-- BEGIN MATERIAL --

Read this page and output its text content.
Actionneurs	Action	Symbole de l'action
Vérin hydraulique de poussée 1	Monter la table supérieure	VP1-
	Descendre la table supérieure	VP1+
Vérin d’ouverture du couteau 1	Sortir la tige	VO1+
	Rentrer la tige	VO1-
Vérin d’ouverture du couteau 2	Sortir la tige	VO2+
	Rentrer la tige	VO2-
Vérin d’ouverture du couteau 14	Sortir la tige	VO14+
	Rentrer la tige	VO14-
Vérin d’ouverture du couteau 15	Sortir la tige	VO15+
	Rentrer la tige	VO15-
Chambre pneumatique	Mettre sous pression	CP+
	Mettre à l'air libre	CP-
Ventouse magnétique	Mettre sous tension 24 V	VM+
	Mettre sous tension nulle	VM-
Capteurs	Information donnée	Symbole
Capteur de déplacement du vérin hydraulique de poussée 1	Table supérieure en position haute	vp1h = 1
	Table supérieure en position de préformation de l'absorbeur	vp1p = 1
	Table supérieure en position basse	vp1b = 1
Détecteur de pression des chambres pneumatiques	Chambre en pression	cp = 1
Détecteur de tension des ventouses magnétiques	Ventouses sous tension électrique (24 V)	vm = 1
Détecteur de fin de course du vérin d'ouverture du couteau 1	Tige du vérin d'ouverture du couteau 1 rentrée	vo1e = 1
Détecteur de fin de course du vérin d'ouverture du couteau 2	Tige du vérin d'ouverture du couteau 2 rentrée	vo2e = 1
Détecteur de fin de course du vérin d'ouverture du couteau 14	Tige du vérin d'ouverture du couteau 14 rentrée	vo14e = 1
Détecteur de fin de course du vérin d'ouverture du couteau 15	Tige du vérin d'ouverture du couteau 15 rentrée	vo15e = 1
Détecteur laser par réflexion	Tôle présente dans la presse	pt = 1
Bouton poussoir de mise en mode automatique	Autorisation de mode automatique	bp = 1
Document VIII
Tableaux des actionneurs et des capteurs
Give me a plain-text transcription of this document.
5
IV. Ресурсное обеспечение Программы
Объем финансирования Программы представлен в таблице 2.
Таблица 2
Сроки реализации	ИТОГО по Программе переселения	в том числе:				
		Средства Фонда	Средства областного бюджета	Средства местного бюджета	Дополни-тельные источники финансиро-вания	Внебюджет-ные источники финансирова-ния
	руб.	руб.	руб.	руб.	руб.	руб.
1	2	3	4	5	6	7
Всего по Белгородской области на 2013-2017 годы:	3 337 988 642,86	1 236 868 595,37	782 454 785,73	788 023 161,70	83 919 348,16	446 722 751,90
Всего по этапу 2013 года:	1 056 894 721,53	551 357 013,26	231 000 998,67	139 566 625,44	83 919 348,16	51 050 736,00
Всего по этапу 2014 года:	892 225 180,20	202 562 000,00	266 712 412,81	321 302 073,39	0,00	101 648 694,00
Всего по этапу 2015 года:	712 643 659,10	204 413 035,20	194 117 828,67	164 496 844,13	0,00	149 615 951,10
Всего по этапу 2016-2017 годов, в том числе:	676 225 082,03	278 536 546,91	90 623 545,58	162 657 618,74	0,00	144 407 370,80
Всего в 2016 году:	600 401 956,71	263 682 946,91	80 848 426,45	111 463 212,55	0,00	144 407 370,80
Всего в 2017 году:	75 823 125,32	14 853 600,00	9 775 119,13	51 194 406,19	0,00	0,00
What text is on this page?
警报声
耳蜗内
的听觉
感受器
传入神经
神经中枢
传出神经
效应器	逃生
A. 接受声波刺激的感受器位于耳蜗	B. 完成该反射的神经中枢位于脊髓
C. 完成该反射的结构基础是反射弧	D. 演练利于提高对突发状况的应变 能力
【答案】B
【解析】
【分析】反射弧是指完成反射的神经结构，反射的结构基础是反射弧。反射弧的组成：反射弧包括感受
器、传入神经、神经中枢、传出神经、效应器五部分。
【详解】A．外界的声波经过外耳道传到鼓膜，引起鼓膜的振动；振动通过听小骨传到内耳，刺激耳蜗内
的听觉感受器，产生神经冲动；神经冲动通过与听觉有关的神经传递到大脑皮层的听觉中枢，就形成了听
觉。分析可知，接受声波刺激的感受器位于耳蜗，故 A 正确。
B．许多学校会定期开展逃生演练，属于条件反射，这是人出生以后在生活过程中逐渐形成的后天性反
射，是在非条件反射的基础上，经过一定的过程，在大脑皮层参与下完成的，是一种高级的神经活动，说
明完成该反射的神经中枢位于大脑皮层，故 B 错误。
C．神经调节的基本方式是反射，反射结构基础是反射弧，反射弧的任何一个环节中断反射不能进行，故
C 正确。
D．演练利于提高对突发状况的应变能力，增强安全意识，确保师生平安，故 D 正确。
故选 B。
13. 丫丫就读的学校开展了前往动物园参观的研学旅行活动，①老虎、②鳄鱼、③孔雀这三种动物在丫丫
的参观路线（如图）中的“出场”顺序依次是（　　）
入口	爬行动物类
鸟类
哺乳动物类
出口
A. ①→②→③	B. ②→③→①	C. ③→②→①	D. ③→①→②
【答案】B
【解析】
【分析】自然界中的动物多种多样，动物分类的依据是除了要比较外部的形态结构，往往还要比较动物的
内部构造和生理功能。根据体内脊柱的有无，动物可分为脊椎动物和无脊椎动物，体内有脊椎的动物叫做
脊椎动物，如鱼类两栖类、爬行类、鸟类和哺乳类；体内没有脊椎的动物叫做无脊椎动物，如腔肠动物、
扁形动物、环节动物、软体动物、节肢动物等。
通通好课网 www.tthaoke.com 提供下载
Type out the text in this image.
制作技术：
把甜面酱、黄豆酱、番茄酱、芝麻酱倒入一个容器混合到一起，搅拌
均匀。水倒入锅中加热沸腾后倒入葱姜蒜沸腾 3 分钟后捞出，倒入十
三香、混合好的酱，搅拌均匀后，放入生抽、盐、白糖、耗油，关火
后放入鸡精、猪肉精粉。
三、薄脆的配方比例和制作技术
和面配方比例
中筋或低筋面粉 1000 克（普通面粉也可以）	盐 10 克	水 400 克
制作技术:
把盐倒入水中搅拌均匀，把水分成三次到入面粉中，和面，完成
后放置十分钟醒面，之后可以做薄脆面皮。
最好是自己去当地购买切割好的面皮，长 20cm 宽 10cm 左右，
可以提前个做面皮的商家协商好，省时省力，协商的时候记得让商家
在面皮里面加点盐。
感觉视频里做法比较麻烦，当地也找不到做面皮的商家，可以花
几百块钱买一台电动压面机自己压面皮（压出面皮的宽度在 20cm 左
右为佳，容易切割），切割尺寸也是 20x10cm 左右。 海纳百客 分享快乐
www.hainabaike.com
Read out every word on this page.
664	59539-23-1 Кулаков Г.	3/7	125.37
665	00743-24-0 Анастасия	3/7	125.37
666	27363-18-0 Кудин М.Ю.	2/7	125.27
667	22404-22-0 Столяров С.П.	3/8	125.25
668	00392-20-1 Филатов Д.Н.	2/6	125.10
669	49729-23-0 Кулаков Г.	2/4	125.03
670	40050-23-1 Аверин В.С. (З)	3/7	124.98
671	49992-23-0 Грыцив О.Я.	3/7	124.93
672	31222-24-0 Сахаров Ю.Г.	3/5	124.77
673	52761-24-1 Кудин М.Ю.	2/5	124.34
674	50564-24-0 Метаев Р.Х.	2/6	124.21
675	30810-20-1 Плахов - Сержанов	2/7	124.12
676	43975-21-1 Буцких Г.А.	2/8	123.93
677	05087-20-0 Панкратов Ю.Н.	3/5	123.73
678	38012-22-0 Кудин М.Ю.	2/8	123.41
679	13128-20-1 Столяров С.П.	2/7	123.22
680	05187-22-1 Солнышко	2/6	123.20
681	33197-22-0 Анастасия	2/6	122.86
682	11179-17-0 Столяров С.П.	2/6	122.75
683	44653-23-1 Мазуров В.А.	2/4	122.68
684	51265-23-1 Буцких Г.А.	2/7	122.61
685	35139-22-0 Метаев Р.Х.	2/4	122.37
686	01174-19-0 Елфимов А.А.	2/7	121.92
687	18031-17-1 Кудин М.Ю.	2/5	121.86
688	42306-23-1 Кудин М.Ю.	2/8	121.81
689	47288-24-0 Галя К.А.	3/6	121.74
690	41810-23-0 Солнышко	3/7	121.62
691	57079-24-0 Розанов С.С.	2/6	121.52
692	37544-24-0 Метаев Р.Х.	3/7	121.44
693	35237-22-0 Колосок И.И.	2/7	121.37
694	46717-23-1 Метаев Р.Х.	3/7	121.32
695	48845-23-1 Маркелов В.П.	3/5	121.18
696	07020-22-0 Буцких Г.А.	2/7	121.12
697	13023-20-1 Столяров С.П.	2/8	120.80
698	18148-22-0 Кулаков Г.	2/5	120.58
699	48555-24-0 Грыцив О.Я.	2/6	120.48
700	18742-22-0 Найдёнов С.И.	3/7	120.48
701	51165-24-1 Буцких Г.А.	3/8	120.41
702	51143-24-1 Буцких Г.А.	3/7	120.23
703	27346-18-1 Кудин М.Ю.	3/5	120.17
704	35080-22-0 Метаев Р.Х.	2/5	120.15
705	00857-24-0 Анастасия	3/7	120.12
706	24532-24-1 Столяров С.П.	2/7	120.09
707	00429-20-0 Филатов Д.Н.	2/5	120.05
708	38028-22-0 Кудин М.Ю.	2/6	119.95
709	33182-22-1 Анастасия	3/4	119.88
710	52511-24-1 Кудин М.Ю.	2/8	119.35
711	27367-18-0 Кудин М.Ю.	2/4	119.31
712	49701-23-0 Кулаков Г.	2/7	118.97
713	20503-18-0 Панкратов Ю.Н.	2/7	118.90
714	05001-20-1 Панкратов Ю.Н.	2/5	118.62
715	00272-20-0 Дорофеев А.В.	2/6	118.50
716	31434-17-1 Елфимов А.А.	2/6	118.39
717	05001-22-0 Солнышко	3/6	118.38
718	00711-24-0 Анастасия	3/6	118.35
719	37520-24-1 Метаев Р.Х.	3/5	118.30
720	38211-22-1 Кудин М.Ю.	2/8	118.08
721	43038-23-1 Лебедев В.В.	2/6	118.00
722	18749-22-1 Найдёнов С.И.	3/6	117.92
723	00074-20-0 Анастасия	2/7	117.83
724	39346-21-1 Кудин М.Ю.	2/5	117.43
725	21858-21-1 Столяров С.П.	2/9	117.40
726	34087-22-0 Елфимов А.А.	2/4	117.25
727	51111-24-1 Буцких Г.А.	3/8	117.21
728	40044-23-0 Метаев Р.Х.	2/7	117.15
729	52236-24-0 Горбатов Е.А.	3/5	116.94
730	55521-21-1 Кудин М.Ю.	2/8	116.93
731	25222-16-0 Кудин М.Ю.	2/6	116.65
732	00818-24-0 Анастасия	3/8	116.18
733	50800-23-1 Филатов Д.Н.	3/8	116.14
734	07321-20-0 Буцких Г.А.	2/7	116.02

-- END MATERIAL --

_EXERCISE DIRECTIONS_
In the listing, find all lines with the string "Détecteur" and copy them.

_RESPONSE_
Détecteur de pression des chambres pneumatiques	Chambre en pression	cp = 1
Détecteur de tension des ventouses magnétiques	Ventouses sous tension électrique (24 V)	vm = 1
Détecteur de fin de course du vérin d'ouverture du couteau 1	Tige du vérin d'ouverture du couteau 1 rentrée	vo1e = 1
Détecteur de fin de course du vérin d'ouverture du couteau 2	Tige du vérin d'ouverture du couteau 2 rentrée	vo2e = 1
Détecteur de fin de course du vérin d'ouverture du couteau 14	Tige du vérin d'ouverture du couteau 14 rentrée	vo14e = 1
Détecteur de fin de course du vérin d'ouverture du couteau 15	Tige du vérin d'ouverture du couteau 15 rentrée	vo15e = 1
Détecteur laser par réflexion	Tôle présente dans la presse	pt = 1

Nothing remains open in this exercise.